▸ Objective: What lines of the data hold the string "classifier"? Pull each one out.

[Stored dataset items]
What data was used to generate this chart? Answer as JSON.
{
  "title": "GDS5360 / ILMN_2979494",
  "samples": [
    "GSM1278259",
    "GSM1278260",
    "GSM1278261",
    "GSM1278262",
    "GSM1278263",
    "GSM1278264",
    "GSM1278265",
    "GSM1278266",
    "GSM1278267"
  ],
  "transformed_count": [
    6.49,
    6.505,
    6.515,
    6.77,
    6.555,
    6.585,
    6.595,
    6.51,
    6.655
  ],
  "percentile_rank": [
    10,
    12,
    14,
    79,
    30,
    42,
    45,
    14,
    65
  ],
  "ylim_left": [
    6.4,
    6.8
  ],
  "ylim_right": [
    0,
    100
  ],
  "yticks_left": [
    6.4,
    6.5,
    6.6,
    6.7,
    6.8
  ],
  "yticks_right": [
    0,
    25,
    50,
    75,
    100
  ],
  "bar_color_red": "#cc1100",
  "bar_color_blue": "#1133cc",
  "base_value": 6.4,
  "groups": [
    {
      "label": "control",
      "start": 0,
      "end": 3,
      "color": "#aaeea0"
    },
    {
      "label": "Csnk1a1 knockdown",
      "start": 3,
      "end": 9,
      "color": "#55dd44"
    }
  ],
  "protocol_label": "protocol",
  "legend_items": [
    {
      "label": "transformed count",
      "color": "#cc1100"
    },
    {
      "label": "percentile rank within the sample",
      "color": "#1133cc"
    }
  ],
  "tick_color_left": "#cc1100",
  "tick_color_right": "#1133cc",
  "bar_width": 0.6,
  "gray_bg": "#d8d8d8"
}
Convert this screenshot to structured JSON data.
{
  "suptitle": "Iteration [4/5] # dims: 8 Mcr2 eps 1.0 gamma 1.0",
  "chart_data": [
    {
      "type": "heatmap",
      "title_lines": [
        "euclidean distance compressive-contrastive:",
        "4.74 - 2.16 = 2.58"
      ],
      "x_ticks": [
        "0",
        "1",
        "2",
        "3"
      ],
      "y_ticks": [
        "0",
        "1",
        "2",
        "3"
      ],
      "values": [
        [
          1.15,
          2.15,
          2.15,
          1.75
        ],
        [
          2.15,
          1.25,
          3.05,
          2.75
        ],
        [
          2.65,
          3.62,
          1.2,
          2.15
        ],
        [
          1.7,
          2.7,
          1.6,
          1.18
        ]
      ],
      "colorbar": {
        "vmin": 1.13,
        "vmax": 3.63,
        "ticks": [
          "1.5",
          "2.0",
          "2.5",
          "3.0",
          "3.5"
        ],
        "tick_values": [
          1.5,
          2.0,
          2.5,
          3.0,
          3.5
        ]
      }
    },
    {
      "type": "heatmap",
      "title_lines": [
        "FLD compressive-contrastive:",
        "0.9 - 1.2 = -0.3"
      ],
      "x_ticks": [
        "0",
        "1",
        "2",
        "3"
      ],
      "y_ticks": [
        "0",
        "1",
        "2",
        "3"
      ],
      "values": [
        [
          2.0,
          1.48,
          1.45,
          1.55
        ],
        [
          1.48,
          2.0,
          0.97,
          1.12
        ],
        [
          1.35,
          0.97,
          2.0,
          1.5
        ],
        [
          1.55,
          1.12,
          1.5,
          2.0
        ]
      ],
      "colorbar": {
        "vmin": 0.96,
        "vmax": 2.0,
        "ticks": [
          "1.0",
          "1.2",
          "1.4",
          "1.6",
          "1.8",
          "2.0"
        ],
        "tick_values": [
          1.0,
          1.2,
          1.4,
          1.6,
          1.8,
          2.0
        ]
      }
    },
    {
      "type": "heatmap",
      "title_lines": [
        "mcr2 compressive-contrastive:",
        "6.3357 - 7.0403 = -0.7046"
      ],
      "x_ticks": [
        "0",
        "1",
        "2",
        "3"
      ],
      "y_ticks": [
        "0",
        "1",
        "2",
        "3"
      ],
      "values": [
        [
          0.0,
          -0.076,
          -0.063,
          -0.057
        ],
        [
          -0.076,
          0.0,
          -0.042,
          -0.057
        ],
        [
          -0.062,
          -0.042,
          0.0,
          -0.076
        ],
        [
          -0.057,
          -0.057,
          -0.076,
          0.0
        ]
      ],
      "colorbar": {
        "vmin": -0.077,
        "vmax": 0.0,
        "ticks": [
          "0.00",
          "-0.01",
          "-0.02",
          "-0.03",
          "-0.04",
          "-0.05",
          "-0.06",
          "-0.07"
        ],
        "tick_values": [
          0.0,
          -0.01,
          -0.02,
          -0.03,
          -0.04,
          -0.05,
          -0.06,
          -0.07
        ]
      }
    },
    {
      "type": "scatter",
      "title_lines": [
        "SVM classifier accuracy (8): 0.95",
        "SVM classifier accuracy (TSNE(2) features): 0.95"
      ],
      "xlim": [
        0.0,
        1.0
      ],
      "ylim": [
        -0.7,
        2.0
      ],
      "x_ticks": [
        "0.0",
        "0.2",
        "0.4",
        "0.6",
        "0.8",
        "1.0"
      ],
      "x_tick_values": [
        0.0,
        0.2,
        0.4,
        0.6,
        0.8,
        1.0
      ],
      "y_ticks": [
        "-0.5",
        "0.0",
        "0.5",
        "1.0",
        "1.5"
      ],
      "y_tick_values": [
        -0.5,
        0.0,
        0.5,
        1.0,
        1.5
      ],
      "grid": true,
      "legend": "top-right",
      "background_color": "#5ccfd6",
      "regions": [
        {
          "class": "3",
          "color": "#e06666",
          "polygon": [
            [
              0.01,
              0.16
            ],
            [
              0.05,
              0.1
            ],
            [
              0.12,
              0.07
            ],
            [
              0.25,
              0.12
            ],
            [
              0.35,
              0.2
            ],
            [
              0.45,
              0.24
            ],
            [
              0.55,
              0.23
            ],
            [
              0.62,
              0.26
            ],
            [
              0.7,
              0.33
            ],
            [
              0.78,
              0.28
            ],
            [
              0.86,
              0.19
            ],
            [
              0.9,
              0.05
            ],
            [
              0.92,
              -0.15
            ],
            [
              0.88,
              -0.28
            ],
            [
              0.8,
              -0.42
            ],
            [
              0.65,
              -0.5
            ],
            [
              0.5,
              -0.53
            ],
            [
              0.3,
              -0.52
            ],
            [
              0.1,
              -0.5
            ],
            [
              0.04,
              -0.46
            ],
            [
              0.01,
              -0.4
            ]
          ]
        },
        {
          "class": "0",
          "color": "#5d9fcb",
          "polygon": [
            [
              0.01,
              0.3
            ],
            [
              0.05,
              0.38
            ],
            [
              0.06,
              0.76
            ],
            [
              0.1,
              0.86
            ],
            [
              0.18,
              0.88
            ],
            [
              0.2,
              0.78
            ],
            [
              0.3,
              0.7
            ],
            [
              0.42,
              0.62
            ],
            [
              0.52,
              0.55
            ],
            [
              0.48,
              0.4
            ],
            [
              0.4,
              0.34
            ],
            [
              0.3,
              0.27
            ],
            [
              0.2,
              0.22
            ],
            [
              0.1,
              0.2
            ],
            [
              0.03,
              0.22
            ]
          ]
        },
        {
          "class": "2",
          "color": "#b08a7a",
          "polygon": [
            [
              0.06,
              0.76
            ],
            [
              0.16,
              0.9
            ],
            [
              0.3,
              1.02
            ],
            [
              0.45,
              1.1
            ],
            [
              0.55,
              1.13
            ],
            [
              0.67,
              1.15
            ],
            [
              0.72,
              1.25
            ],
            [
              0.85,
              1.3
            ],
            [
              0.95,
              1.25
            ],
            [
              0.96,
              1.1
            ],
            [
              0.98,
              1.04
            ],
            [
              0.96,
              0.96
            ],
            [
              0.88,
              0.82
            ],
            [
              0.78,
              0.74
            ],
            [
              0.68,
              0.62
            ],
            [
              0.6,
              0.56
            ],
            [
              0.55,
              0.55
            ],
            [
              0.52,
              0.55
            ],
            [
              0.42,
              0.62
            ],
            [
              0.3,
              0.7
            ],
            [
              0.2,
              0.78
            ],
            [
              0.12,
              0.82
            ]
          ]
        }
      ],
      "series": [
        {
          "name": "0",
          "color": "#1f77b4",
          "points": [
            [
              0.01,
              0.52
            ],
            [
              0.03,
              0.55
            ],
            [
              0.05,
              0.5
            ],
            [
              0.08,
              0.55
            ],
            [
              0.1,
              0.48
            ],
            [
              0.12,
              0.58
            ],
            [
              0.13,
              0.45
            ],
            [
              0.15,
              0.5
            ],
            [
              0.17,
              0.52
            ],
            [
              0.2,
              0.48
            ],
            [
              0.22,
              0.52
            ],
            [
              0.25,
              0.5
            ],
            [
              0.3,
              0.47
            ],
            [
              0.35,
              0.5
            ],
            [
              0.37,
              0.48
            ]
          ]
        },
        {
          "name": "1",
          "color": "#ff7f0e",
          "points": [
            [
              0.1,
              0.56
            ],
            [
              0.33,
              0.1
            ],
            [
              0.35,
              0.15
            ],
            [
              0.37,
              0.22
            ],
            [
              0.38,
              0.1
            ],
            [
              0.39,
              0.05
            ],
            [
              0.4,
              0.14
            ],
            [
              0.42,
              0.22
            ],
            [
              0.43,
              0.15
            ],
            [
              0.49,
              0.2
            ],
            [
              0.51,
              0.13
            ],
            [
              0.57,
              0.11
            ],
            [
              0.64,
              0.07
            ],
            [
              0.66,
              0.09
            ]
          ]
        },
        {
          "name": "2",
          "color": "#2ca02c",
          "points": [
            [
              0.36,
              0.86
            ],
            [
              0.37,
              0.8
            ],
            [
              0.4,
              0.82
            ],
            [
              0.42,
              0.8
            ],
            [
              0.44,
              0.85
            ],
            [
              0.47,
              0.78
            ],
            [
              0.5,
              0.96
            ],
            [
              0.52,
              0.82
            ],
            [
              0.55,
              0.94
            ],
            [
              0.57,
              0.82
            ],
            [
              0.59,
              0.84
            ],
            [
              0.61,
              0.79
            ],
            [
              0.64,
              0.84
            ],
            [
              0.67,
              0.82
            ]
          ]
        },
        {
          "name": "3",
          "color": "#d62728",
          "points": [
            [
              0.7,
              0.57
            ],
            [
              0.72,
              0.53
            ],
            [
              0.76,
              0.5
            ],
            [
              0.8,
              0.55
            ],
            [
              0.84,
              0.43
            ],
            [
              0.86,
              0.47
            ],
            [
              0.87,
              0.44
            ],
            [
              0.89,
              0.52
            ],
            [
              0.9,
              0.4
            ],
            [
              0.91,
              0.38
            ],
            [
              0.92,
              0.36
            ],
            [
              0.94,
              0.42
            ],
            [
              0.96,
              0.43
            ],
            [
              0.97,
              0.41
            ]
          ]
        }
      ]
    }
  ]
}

▸ The solution:
        "SVM classifier accuracy (8): 0.95",
        "SVM classifier accuracy (TSNE(2) features): 0.95"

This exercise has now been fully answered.